_TASK DIRECTIONS:_ Can all of these lines be returned exactly?

(Data excerpts)
============================================================

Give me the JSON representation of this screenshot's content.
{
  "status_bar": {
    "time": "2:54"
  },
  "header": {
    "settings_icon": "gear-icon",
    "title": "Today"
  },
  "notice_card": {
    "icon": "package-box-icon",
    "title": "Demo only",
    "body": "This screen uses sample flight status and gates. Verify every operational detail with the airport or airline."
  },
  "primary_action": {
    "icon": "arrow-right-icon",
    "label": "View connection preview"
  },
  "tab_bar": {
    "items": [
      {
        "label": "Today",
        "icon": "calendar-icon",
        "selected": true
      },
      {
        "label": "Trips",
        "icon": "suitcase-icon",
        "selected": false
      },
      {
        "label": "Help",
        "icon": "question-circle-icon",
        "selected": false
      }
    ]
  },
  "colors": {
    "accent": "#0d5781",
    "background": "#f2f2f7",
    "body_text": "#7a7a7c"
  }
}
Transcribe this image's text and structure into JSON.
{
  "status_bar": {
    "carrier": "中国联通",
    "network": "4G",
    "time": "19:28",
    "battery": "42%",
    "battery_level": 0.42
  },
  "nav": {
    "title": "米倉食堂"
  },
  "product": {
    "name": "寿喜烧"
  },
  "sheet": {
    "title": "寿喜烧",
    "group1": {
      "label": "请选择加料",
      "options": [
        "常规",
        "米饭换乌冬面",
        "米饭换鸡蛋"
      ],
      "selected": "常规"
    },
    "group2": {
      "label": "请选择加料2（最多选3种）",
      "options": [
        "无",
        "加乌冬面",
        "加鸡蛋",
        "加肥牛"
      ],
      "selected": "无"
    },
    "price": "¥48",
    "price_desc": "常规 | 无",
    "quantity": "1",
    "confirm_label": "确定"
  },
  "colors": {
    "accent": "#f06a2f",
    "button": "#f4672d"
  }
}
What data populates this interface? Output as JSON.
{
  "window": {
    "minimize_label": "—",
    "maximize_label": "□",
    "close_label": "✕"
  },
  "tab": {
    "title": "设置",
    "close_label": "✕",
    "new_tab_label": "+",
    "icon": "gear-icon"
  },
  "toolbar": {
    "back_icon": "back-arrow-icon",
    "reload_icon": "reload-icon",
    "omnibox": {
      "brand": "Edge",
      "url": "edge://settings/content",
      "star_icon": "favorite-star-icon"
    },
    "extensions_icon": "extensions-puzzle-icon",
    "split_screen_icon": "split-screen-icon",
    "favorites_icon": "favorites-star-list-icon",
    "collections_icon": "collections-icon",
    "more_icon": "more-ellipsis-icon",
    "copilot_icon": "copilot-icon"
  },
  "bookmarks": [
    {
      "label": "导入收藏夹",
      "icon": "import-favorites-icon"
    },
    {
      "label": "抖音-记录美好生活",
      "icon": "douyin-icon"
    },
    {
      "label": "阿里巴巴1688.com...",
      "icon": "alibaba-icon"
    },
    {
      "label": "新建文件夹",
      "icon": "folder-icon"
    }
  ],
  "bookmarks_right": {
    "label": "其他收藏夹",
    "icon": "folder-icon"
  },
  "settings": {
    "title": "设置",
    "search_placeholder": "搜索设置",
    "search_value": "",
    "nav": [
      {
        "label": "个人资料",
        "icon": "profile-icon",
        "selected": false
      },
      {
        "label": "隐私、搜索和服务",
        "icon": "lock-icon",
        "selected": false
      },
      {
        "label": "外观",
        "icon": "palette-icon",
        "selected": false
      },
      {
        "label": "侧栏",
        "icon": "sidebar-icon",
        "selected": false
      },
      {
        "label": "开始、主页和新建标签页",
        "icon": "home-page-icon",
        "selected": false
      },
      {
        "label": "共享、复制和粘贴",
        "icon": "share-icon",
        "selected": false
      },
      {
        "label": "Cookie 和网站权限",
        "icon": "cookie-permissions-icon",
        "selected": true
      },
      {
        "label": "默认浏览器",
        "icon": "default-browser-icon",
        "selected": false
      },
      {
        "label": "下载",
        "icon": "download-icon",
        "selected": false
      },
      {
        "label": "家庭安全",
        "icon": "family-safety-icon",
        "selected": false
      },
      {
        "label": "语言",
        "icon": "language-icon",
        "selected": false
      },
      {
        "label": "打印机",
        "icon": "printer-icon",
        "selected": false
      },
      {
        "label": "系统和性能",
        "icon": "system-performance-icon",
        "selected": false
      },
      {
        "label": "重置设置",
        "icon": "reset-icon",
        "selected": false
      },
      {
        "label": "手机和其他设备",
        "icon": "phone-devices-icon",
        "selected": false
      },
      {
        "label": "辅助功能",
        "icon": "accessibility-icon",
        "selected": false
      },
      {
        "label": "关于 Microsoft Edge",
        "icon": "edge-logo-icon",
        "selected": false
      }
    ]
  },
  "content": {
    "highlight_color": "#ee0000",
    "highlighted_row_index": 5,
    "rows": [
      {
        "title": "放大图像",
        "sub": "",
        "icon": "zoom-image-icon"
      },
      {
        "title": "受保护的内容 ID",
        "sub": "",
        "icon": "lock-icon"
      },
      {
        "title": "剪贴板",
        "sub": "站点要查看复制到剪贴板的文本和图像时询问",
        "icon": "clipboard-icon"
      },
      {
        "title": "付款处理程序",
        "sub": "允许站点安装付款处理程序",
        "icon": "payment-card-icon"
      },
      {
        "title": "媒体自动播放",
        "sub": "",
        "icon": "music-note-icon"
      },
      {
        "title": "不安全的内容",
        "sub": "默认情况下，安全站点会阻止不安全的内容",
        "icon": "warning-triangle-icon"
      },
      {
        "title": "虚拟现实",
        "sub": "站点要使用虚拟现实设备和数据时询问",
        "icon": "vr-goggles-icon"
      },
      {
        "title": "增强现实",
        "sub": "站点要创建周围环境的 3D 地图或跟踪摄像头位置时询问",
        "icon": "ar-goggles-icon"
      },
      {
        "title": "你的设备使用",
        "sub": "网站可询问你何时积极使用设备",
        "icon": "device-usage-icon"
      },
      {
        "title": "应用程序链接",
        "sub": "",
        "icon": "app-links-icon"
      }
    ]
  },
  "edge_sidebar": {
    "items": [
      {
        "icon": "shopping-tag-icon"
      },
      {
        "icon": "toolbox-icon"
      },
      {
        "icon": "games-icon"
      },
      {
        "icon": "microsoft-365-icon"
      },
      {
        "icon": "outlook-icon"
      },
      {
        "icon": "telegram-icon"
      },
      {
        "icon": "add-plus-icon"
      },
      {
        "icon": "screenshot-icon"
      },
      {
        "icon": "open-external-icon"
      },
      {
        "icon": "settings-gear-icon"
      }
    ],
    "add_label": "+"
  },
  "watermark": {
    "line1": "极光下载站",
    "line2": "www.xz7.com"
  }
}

============================================================

_RIGHT ANSWER:_
Give me the JSON representation of this screenshot's content.
{
  "status_bar": {
    "time": "2:54"
  },
  "header": {
    "settings_icon": "gear-icon",
    "title": "Today"
  },
  "notice_card": {
    "icon": "package-box-icon",
    "title": "Demo only",
    "body": "This screen uses sample flight status and gates. Verify every operational detail with the airport or airline."
  },
  "primary_action": {
    "icon": "arrow-right-icon",
    "label": "View connection preview"
  },
  "tab_bar": {
    "items": [
      {
        "label": "Today",
        "icon": "calendar-icon",
        "selected": true
      },
      {
        "label": "Trips",
        "icon": "suitcase-icon",
        "selected": false
      },
      {
        "label": "Help",
        "icon": "question-circle-icon",
        "selected": false
      }
    ]
  },
  "colors": {
    "accent": "#0d5781",
    "background": "#f2f2f7",
    "body_text": "#7a7a7c"
  }
}
Transcribe this image's text and structure into JSON.
{
  "status_bar": {
    "carrier": "中国联通",
    "network": "4G",
    "time": "19:28",
    "battery": "42%",
    "battery_level": 0.42
  },
  "nav": {
    "title": "米倉食堂"
  },
  "product": {
    "name": "寿喜烧"
  },
  "sheet": {
    "title": "寿喜烧",
    "group1": {
      "label": "请选择加料",
      "options": [
        "常规",
        "米饭换乌冬面",
        "米饭换鸡蛋"
      ],
      "selected": "常规"
    },
    "group2": {
      "label": "请选择加料2（最多选3种）",
      "options": [
        "无",
        "加乌冬面",
        "加鸡蛋",
        "加肥牛"
      ],
      "selected": "无"
    },
    "price": "¥48",
    "price_desc": "常规 | 无",
    "quantity": "1",
    "confirm_label": "确定"
  },
  "colors": {
    "accent": "#f06a2f",
    "button": "#f4672d"
  }
}
What data populates this interface? Output as JSON.
{
  "window": {
    "minimize_label": "—",
    "maximize_label": "□",
    "close_label": "✕"
  },
  "tab": {
    "title": "设置",
    "close_label": "✕",
    "new_tab_label": "+",
    "icon": "gear-icon"
  },
  "toolbar": {
    "back_icon": "back-arrow-icon",
    "reload_icon": "reload-icon",
    "omnibox": {
      "brand": "Edge",
      "url": "edge://settings/content",
      "star_icon": "favorite-star-icon"
    },
    "extensions_icon": "extensions-puzzle-icon",
    "split_screen_icon": "split-screen-icon",
    "favorites_icon": "favorites-star-list-icon",
    "collections_icon": "collections-icon",
    "more_icon": "more-ellipsis-icon",
    "copilot_icon": "copilot-icon"
  },
  "bookmarks": [
    {
      "label": "导入收藏夹",
      "icon": "import-favorites-icon"
    },
    {
      "label": "抖音-记录美好生活",
      "icon": "douyin-icon"
    },
    {
      "label": "阿里巴巴1688.com...",
      "icon": "alibaba-icon"
    },
    {
      "label": "新建文件夹",
      "icon": "folder-icon"
    }
  ],
  "bookmarks_right": {
    "label": "其他收藏夹",
    "icon": "folder-icon"
  },
  "settings": {
    "title": "设置",
    "search_placeholder": "搜索设置",
    "search_value": "",
    "nav": [
      {
        "label": "个人资料",
        "icon": "profile-icon",
        "selected": false
      },
      {
        "label": "隐私、搜索和服务",
        "icon": "lock-icon",
        "selected": false
      },
      {
        "label": "外观",
        "icon": "palette-icon",
        "selected": false
      },
      {
        "label": "侧栏",
        "icon": "sidebar-icon",
        "selected": false
      },
      {
        "label": "开始、主页和新建标签页",
        "icon": "home-page-icon",
        "selected": false
      },
      {
        "label": "共享、复制和粘贴",
        "icon": "share-icon",
        "selected": false
      },
      {
        "label": "Cookie 和网站权限",
        "icon": "cookie-permissions-icon",
        "selected": true
      },
      {
        "label": "默认浏览器",
        "icon": "default-browser-icon",
        "selected": false
      },
      {
        "label": "下载",
        "icon": "download-icon",
        "selected": false
      },
      {
        "label": "家庭安全",
        "icon": "family-safety-icon",
        "selected": false
      },
      {
        "label": "语言",
        "icon": "language-icon",
        "selected": false
      },
      {
        "label": "打印机",
        "icon": "printer-icon",
        "selected": false
      },
      {
        "label": "系统和性能",
        "icon": "system-performance-icon",
        "selected": false
      },
      {
        "label": "重置设置",
        "icon": "reset-icon",
        "selected": false
      },
      {
        "label": "手机和其他设备",
        "icon": "phone-devices-icon",
        "selected": false
      },
      {
        "label": "辅助功能",
        "icon": "accessibility-icon",
        "selected": false
      },
      {
        "label": "关于 Microsoft Edge",
        "icon": "edge-logo-icon",
        "selected": false
      }
    ]
  },
  "content": {
    "highlight_color": "#ee0000",
    "highlighted_row_index": 5,
    "rows": [
      {
        "title": "放大图像",
        "sub": "",
        "icon": "zoom-image-icon"
      },
      {
        "title": "受保护的内容 ID",
        "sub": "",
        "icon": "lock-icon"
      },
      {
        "title": "剪贴板",
        "sub": "站点要查看复制到剪贴板的文本和图像时询问",
        "icon": "clipboard-icon"
      },
      {
        "title": "付款处理程序",
        "sub": "允许站点安装付款处理程序",
        "icon": "payment-card-icon"
      },
      {
        "title": "媒体自动播放",
        "sub": "",
        "icon": "music-note-icon"
      },
      {
        "title": "不安全的内容",
        "sub": "默认情况下，安全站点会阻止不安全的内容",
        "icon": "warning-triangle-icon"
      },
      {
        "title": "虚拟现实",
        "sub": "站点要使用虚拟现实设备和数据时询问",
        "icon": "vr-goggles-icon"
      },
      {
        "title": "增强现实",
        "sub": "站点要创建周围环境的 3D 地图或跟踪摄像头位置时询问",
        "icon": "ar-goggles-icon"
      },
      {
        "title": "你的设备使用",
        "sub": "网站可询问你何时积极使用设备",
        "icon": "device-usage-icon"
      },
      {
        "title": "应用程序链接",
        "sub": "",
        "icon": "app-links-icon"
      }
    ]
  },
  "edge_sidebar": {
    "items": [
      {
        "icon": "shopping-tag-icon"
      },
      {
        "icon": "toolbox-icon"
      },
      {
        "icon": "games-icon"
      },
      {
        "icon": "microsoft-365-icon"
      },
      {
        "icon": "outlook-icon"
      },
      {
        "icon": "telegram-icon"
      },
      {
        "icon": "add-plus-icon"
      },
      {
        "icon": "screenshot-icon"
      },
      {
        "icon": "open-external-icon"
      },
      {
        "icon": "settings-gear-icon"
      }
    ],
    "add_label": "+"
  },
  "watermark": {
    "line1": "极光下载站",
    "line2": "www.xz7.com"
  }
}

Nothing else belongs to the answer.